Dataset rows:
▬▬▬▬▬▬

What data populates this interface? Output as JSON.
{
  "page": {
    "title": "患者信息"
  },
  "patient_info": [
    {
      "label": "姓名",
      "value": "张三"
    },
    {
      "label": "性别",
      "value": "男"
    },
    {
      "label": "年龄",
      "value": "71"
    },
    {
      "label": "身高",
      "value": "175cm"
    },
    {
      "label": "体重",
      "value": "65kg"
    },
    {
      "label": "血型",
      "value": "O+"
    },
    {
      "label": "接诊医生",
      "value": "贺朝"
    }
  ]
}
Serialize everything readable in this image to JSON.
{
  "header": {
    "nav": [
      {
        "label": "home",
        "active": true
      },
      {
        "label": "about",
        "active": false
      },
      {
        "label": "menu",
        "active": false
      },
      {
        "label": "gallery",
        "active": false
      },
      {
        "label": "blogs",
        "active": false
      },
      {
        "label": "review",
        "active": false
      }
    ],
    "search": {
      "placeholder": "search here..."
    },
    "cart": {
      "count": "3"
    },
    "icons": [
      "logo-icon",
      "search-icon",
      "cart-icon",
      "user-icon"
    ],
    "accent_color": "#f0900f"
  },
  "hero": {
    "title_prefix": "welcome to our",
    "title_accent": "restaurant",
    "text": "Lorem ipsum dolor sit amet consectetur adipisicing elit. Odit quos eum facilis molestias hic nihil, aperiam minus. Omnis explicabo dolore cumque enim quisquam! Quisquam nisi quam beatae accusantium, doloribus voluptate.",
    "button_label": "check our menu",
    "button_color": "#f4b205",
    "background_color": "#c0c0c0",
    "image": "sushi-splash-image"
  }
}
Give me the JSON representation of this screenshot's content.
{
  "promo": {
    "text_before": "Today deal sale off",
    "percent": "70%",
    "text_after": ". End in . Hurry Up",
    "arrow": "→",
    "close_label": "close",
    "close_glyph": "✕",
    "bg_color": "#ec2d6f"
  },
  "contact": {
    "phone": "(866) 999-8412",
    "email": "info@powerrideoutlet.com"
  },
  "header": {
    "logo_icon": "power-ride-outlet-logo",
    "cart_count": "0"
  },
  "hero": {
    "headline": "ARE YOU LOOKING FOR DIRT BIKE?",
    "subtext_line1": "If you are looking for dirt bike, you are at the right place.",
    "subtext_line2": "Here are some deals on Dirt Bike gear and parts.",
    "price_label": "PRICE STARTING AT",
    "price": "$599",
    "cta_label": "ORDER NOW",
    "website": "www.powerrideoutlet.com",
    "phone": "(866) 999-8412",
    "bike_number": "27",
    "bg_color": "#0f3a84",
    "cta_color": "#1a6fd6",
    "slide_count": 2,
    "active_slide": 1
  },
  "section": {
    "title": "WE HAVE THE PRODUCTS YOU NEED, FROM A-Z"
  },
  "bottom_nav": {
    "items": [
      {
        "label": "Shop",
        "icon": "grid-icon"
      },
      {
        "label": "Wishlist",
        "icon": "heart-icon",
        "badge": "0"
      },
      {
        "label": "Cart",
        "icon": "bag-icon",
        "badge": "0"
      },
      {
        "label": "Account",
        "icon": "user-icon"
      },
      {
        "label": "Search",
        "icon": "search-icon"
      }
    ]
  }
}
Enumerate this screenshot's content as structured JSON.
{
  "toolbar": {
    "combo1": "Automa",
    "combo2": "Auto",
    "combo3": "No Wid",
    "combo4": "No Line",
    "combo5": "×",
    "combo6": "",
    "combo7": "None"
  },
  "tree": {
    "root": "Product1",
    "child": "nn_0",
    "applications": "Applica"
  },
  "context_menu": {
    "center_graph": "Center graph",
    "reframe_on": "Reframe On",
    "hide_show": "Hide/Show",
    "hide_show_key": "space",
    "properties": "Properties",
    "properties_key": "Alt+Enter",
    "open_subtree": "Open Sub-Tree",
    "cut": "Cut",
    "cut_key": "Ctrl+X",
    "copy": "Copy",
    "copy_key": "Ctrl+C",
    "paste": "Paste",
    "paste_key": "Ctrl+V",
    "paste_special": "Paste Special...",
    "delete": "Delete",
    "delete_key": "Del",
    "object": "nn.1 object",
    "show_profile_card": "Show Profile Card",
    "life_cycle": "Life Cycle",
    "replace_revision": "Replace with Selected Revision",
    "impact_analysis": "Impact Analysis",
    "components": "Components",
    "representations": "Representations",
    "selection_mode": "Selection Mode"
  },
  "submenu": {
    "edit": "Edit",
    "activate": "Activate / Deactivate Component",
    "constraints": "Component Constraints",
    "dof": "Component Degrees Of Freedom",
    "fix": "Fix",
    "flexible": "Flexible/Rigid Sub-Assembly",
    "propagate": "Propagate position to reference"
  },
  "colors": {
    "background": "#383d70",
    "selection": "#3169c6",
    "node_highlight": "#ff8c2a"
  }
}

▬▬▬▬▬▬

**EXERCISE GOAL**
Repeat the material above exactly.

**ANSWER FOR THE TASK**
What data populates this interface? Output as JSON.
{
  "page": {
    "title": "患者信息"
  },
  "patient_info": [
    {
      "label": "姓名",
      "value": "张三"
    },
    {
      "label": "性别",
      "value": "男"
    },
    {
      "label": "年龄",
      "value": "71"
    },
    {
      "label": "身高",
      "value": "175cm"
    },
    {
      "label": "体重",
      "value": "65kg"
    },
    {
      "label": "血型",
      "value": "O+"
    },
    {
      "label": "接诊医生",
      "value": "贺朝"
    }
  ]
}
Serialize everything readable in this image to JSON.
{
  "header": {
    "nav": [
      {
        "label": "home",
        "active": true
      },
      {
        "label": "about",
        "active": false
      },
      {
        "label": "menu",
        "active": false
      },
      {
        "label": "gallery",
        "active": false
      },
      {
        "label": "blogs",
        "active": false
      },
      {
        "label": "review",
        "active": false
      }
    ],
    "search": {
      "placeholder": "search here..."
    },
    "cart": {
      "count": "3"
    },
    "icons": [
      "logo-icon",
      "search-icon",
      "cart-icon",
      "user-icon"
    ],
    "accent_color": "#f0900f"
  },
  "hero": {
    "title_prefix": "welcome to our",
    "title_accent": "restaurant",
    "text": "Lorem ipsum dolor sit amet consectetur adipisicing elit. Odit quos eum facilis molestias hic nihil, aperiam minus. Omnis explicabo dolore cumque enim quisquam! Quisquam nisi quam beatae accusantium, doloribus voluptate.",
    "button_label": "check our menu",
    "button_color": "#f4b205",
    "background_color": "#c0c0c0",
    "image": "sushi-splash-image"
  }
}
Give me the JSON representation of this screenshot's content.
{
  "promo": {
    "text_before": "Today deal sale off",
    "percent": "70%",
    "text_after": ". End in . Hurry Up",
    "arrow": "→",
    "close_label": "close",
    "close_glyph": "✕",
    "bg_color": "#ec2d6f"
  },
  "contact": {
    "phone": "(866) 999-8412",
    "email": "info@powerrideoutlet.com"
  },
  "header": {
    "logo_icon": "power-ride-outlet-logo",
    "cart_count": "0"
  },
  "hero": {
    "headline": "ARE YOU LOOKING FOR DIRT BIKE?",
    "subtext_line1": "If you are looking for dirt bike, you are at the right place.",
    "subtext_line2": "Here are some deals on Dirt Bike gear and parts.",
    "price_label": "PRICE STARTING AT",
    "price": "$599",
    "cta_label": "ORDER NOW",
    "website": "www.powerrideoutlet.com",
    "phone": "(866) 999-8412",
    "bike_number": "27",
    "bg_color": "#0f3a84",
    "cta_color": "#1a6fd6",
    "slide_count": 2,
    "active_slide": 1
  },
  "section": {
    "title": "WE HAVE THE PRODUCTS YOU NEED, FROM A-Z"
  },
  "bottom_nav": {
    "items": [
      {
        "label": "Shop",
        "icon": "grid-icon"
      },
      {
        "label": "Wishlist",
        "icon": "heart-icon",
        "badge": "0"
      },
      {
        "label": "Cart",
        "icon": "bag-icon",
        "badge": "0"
      },
      {
        "label": "Account",
        "icon": "user-icon"
      },
      {
        "label": "Search",
        "icon": "search-icon"
      }
    ]
  }
}
Enumerate this screenshot's content as structured JSON.
{
  "toolbar": {
    "combo1": "Automa",
    "combo2": "Auto",
    "combo3": "No Wid",
    "combo4": "No Line",
    "combo5": "×",
    "combo6": "",
    "combo7": "None"
  },
  "tree": {
    "root": "Product1",
    "child": "nn_0",
    "applications": "Applica"
  },
  "context_menu": {
    "center_graph": "Center graph",
    "reframe_on": "Reframe On",
    "hide_show": "Hide/Show",
    "hide_show_key": "space",
    "properties": "Properties",
    "properties_key": "Alt+Enter",
    "open_subtree": "Open Sub-Tree",
    "cut": "Cut",
    "cut_key": "Ctrl+X",
    "copy": "Copy",
    "copy_key": "Ctrl+C",
    "paste": "Paste",
    "paste_key": "Ctrl+V",
    "paste_special": "Paste Special...",
    "delete": "Delete",
    "delete_key": "Del",
    "object": "nn.1 object",
    "show_profile_card": "Show Profile Card",
    "life_cycle": "Life Cycle",
    "replace_revision": "Replace with Selected Revision",
    "impact_analysis": "Impact Analysis",
    "components": "Components",
    "representations": "Representations",
    "selection_mode": "Selection Mode"
  },
  "submenu": {
    "edit": "Edit",
    "activate": "Activate / Deactivate Component",
    "constraints": "Component Constraints",
    "dof": "Component Degrees Of Freedom",
    "fix": "Fix",
    "flexible": "Flexible/Rigid Sub-Assembly",
    "propagate": "Propagate position to reference"
  },
  "colors": {
    "background": "#383d70",
    "selection": "#3169c6",
    "node_highlight": "#ff8c2a"
  }
}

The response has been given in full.